> Written problem
Transcribe the data that follows precisely, omitting nothing.

> Data for the task

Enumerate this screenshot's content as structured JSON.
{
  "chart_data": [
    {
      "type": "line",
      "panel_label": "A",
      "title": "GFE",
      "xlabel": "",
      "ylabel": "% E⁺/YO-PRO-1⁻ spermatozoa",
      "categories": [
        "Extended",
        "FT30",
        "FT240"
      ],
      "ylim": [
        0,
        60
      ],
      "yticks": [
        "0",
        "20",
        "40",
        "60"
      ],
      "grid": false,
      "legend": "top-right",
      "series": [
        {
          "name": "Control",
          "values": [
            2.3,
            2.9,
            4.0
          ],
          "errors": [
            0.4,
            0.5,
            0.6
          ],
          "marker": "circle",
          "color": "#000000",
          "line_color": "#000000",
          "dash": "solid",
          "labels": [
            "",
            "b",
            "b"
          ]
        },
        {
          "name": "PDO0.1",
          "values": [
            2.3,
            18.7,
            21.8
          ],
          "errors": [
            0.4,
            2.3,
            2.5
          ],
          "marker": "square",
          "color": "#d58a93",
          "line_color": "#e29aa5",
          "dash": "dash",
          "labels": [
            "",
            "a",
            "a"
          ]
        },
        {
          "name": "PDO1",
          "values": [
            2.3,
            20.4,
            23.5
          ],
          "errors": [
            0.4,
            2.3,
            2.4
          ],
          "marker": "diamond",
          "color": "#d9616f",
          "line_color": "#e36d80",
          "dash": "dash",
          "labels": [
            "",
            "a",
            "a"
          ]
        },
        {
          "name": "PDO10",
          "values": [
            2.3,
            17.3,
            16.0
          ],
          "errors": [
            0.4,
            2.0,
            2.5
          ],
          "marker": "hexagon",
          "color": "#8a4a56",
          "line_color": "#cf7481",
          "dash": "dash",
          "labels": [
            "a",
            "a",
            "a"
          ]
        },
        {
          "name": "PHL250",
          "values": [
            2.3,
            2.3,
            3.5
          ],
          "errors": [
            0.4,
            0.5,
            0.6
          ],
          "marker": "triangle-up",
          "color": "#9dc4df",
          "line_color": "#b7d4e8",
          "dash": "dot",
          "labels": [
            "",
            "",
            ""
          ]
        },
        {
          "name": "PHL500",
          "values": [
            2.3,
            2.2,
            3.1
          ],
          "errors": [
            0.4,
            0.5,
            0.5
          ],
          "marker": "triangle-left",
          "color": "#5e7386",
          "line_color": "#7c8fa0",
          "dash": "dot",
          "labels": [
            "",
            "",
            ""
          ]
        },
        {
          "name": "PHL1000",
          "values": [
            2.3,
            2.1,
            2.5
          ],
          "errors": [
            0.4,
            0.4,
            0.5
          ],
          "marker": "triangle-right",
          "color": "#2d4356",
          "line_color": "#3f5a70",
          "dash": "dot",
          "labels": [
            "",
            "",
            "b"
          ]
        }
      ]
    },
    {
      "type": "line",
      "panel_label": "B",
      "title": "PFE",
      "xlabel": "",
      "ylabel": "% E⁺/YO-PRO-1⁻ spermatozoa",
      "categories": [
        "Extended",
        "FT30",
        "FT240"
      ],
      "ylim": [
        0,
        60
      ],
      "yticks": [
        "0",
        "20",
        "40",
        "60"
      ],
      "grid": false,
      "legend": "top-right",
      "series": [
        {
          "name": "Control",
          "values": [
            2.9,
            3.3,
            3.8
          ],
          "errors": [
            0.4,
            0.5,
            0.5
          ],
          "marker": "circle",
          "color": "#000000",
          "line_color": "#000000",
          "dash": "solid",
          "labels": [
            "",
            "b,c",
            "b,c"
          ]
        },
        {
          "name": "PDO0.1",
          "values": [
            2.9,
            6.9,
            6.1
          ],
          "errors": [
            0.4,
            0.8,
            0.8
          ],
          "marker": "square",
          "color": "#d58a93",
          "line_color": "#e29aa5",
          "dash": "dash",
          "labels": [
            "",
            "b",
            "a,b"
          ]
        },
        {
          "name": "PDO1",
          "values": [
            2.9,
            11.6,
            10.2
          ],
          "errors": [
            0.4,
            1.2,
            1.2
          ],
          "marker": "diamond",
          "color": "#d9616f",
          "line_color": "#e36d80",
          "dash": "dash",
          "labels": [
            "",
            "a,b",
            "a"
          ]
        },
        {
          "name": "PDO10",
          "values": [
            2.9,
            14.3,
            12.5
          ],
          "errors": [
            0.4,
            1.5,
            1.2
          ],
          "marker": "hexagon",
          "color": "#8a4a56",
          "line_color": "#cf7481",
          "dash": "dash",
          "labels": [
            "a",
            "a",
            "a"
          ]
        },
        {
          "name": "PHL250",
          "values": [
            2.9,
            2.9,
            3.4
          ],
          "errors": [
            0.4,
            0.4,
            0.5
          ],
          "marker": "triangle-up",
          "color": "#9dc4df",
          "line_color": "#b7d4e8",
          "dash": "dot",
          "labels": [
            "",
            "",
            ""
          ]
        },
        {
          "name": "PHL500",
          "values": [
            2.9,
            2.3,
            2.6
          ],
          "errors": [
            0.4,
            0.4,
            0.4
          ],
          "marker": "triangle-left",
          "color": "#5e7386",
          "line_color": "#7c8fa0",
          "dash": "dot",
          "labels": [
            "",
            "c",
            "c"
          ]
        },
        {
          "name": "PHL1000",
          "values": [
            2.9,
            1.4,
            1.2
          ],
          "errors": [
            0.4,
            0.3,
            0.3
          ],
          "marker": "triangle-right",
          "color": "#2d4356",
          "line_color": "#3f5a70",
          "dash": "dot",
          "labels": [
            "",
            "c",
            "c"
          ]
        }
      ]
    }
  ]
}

> Result for this task
Enumerate this screenshot's content as structured JSON.
{
  "chart_data": [
    {
      "type": "line",
      "panel_label": "A",
      "title": "GFE",
      "xlabel": "",
      "ylabel": "% E⁺/YO-PRO-1⁻ spermatozoa",
      "categories": [
        "Extended",
        "FT30",
        "FT240"
      ],
      "ylim": [
        0,
        60
      ],
      "yticks": [
        "0",
        "20",
        "40",
        "60"
      ],
      "grid": false,
      "legend": "top-right",
      "series": [
        {
          "name": "Control",
          "values": [
            2.3,
            2.9,
            4.0
          ],
          "errors": [
            0.4,
            0.5,
            0.6
          ],
          "marker": "circle",
          "color": "#000000",
          "line_color": "#000000",
          "dash": "solid",
          "labels": [
            "",
            "b",
            "b"
          ]
        },
        {
          "name": "PDO0.1",
          "values": [
            2.3,
            18.7,
            21.8
          ],
          "errors": [
            0.4,
            2.3,
            2.5
          ],
          "marker": "square",
          "color": "#d58a93",
          "line_color": "#e29aa5",
          "dash": "dash",
          "labels": [
            "",
            "a",
            "a"
          ]
        },
        {
          "name": "PDO1",
          "values": [
            2.3,
            20.4,
            23.5
          ],
          "errors": [
            0.4,
            2.3,
            2.4
          ],
          "marker": "diamond",
          "color": "#d9616f",
          "line_color": "#e36d80",
          "dash": "dash",
          "labels": [
            "",
            "a",
            "a"
          ]
        },
        {
          "name": "PDO10",
          "values": [
            2.3,
            17.3,
            16.0
          ],
          "errors": [
            0.4,
            2.0,
            2.5
          ],
          "marker": "hexagon",
          "color": "#8a4a56",
          "line_color": "#cf7481",
          "dash": "dash",
          "labels": [
            "a",
            "a",
            "a"
          ]
        },
        {
          "name": "PHL250",
          "values": [
            2.3,
            2.3,
            3.5
          ],
          "errors": [
            0.4,
            0.5,
            0.6
          ],
          "marker": "triangle-up",
          "color": "#9dc4df",
          "line_color": "#b7d4e8",
          "dash": "dot",
          "labels": [
            "",
            "",
            ""
          ]
        },
        {
          "name": "PHL500",
          "values": [
            2.3,
            2.2,
            3.1
          ],
          "errors": [
            0.4,
            0.5,
            0.5
          ],
          "marker": "triangle-left",
          "color": "#5e7386",
          "line_color": "#7c8fa0",
          "dash": "dot",
          "labels": [
            "",
            "",
            ""
          ]
        },
        {
          "name": "PHL1000",
          "values": [
            2.3,
            2.1,
            2.5
          ],
          "errors": [
            0.4,
            0.4,
            0.5
          ],
          "marker": "triangle-right",
          "color": "#2d4356",
          "line_color": "#3f5a70",
          "dash": "dot",
          "labels": [
            "",
            "",
            "b"
          ]
        }
      ]
    },
    {
      "type": "line",
      "panel_label": "B",
      "title": "PFE",
      "xlabel": "",
      "ylabel": "% E⁺/YO-PRO-1⁻ spermatozoa",
      "categories": [
        "Extended",
        "FT30",
        "FT240"
      ],
      "ylim": [
        0,
        60
      ],
      "yticks": [
        "0",
        "20",
        "40",
        "60"
      ],
      "grid": false,
      "legend": "top-right",
      "series": [
        {
          "name": "Control",
          "values": [
            2.9,
            3.3,
            3.8
          ],
          "errors": [
            0.4,
            0.5,
            0.5
          ],
          "marker": "circle",
          "color": "#000000",
          "line_color": "#000000",
          "dash": "solid",
          "labels": [
            "",
            "b,c",
            "b,c"
          ]
        },
        {
          "name": "PDO0.1",
          "values": [
            2.9,
            6.9,
            6.1
          ],
          "errors": [
            0.4,
            0.8,
            0.8
          ],
          "marker": "square",
          "color": "#d58a93",
          "line_color": "#e29aa5",
          "dash": "dash",
          "labels": [
            "",
            "b",
            "a,b"
          ]
        },
        {
          "name": "PDO1",
          "values": [
            2.9,
            11.6,
            10.2
          ],
          "errors": [
            0.4,
            1.2,
            1.2
          ],
          "marker": "diamond",
          "color": "#d9616f",
          "line_color": "#e36d80",
          "dash": "dash",
          "labels": [
            "",
            "a,b",
            "a"
          ]
        },
        {
          "name": "PDO10",
          "values": [
            2.9,
            14.3,
            12.5
          ],
          "errors": [
            0.4,
            1.5,
            1.2
          ],
          "marker": "hexagon",
          "color": "#8a4a56",
          "line_color": "#cf7481",
          "dash": "dash",
          "labels": [
            "a",
            "a",
            "a"
          ]
        },
        {
          "name": "PHL250",
          "values": [
            2.9,
            2.9,
            3.4
          ],
          "errors": [
            0.4,
            0.4,
            0.5
          ],
          "marker": "triangle-up",
          "color": "#9dc4df",
          "line_color": "#b7d4e8",
          "dash": "dot",
          "labels": [
            "",
            "",
            ""
          ]
        },
        {
          "name": "PHL500",
          "values": [
            2.9,
            2.3,
            2.6
          ],
          "errors": [
            0.4,
            0.4,
            0.4
          ],
          "marker": "triangle-left",
          "color": "#5e7386",
          "line_color": "#7c8fa0",
          "dash": "dot",
          "labels": [
            "",
            "c",
            "c"
          ]
        },
        {
          "name": "PHL1000",
          "values": [
            2.9,
            1.4,
            1.2
          ],
          "errors": [
            0.4,
            0.3,
            0.3
          ],
          "marker": "triangle-right",
          "color": "#2d4356",
          "line_color": "#3f5a70",
          "dash": "dot",
          "labels": [
            "",
            "c",
            "c"
          ]
        }
      ]
    }
  ]
}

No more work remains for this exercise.